Exercise — Every record must be written out once more, with nothing added or omitted.

Data provided —
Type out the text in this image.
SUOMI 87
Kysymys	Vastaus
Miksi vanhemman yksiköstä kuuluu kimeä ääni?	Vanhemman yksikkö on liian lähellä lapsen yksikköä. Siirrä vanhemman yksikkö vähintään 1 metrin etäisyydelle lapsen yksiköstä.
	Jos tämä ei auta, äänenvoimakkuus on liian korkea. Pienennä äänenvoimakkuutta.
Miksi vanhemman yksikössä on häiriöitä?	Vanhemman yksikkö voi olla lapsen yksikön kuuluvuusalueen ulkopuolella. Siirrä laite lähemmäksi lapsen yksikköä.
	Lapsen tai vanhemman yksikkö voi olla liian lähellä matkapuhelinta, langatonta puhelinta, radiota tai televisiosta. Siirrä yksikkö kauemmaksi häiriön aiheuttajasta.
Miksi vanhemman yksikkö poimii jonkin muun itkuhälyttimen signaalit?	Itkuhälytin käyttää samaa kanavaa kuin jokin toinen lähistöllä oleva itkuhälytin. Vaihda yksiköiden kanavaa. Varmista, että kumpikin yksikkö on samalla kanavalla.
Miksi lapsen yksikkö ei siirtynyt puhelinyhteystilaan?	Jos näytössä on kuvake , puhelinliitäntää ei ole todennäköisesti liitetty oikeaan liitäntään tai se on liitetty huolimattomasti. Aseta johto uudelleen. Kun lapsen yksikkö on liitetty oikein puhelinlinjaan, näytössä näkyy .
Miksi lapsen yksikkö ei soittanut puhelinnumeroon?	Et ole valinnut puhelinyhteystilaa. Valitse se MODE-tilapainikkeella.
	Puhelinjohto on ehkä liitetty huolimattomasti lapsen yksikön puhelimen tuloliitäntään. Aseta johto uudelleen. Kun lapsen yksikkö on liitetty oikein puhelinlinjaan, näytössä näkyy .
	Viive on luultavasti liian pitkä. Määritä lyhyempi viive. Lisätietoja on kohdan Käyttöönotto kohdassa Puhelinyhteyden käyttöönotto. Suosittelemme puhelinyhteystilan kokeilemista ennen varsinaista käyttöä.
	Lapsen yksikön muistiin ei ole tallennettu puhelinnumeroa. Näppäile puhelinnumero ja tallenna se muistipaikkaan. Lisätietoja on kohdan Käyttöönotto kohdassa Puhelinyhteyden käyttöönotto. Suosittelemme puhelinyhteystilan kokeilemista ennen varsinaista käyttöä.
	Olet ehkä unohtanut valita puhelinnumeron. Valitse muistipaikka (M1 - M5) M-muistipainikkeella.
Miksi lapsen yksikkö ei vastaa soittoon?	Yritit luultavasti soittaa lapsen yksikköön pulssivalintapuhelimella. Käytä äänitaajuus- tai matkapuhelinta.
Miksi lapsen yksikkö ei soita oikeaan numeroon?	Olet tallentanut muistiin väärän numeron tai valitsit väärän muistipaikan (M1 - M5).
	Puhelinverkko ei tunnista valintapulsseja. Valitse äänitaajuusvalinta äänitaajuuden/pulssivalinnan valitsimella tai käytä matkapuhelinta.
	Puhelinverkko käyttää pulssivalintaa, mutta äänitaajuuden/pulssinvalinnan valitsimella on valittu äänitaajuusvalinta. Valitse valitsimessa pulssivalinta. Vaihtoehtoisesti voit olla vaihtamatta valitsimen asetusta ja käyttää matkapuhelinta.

Response —
Type out the text in this image.
SUOMI 87
Kysymys	Vastaus
Miksi vanhemman yksiköstä kuuluu kimeä ääni?	Vanhemman yksikkö on liian lähellä lapsen yksikköä. Siirrä vanhemman yksikkö vähintään 1 metrin etäisyydelle lapsen yksiköstä.
	Jos tämä ei auta, äänenvoimakkuus on liian korkea. Pienennä äänenvoimakkuutta.
Miksi vanhemman yksikössä on häiriöitä?	Vanhemman yksikkö voi olla lapsen yksikön kuuluvuusalueen ulkopuolella. Siirrä laite lähemmäksi lapsen yksikköä.
	Lapsen tai vanhemman yksikkö voi olla liian lähellä matkapuhelinta, langatonta puhelinta, radiota tai televisiosta. Siirrä yksikkö kauemmaksi häiriön aiheuttajasta.
Miksi vanhemman yksikkö poimii jonkin muun itkuhälyttimen signaalit?	Itkuhälytin käyttää samaa kanavaa kuin jokin toinen lähistöllä oleva itkuhälytin. Vaihda yksiköiden kanavaa. Varmista, että kumpikin yksikkö on samalla kanavalla.
Miksi lapsen yksikkö ei siirtynyt puhelinyhteystilaan?	Jos näytössä on kuvake , puhelinliitäntää ei ole todennäköisesti liitetty oikeaan liitäntään tai se on liitetty huolimattomasti. Aseta johto uudelleen. Kun lapsen yksikkö on liitetty oikein puhelinlinjaan, näytössä näkyy .
Miksi lapsen yksikkö ei soittanut puhelinnumeroon?	Et ole valinnut puhelinyhteystilaa. Valitse se MODE-tilapainikkeella.
	Puhelinjohto on ehkä liitetty huolimattomasti lapsen yksikön puhelimen tuloliitäntään. Aseta johto uudelleen. Kun lapsen yksikkö on liitetty oikein puhelinlinjaan, näytössä näkyy .
	Viive on luultavasti liian pitkä. Määritä lyhyempi viive. Lisätietoja on kohdan Käyttöönotto kohdassa Puhelinyhteyden käyttöönotto. Suosittelemme puhelinyhteystilan kokeilemista ennen varsinaista käyttöä.
	Lapsen yksikön muistiin ei ole tallennettu puhelinnumeroa. Näppäile puhelinnumero ja tallenna se muistipaikkaan. Lisätietoja on kohdan Käyttöönotto kohdassa Puhelinyhteyden käyttöönotto. Suosittelemme puhelinyhteystilan kokeilemista ennen varsinaista käyttöä.
	Olet ehkä unohtanut valita puhelinnumeron. Valitse muistipaikka (M1 - M5) M-muistipainikkeella.
Miksi lapsen yksikkö ei vastaa soittoon?	Yritit luultavasti soittaa lapsen yksikköön pulssivalintapuhelimella. Käytä äänitaajuus- tai matkapuhelinta.
Miksi lapsen yksikkö ei soita oikeaan numeroon?	Olet tallentanut muistiin väärän numeron tai valitsit väärän muistipaikan (M1 - M5).
	Puhelinverkko ei tunnista valintapulsseja. Valitse äänitaajuusvalinta äänitaajuuden/pulssivalinnan valitsimella tai käytä matkapuhelinta.
	Puhelinverkko käyttää pulssivalintaa, mutta äänitaajuuden/pulssinvalinnan valitsimella on valittu äänitaajuusvalinta. Valitse valitsimessa pulssivalinta. Vaihtoehtoisesti voit olla vaihtamatta valitsimen asetusta ja käyttää matkapuhelinta.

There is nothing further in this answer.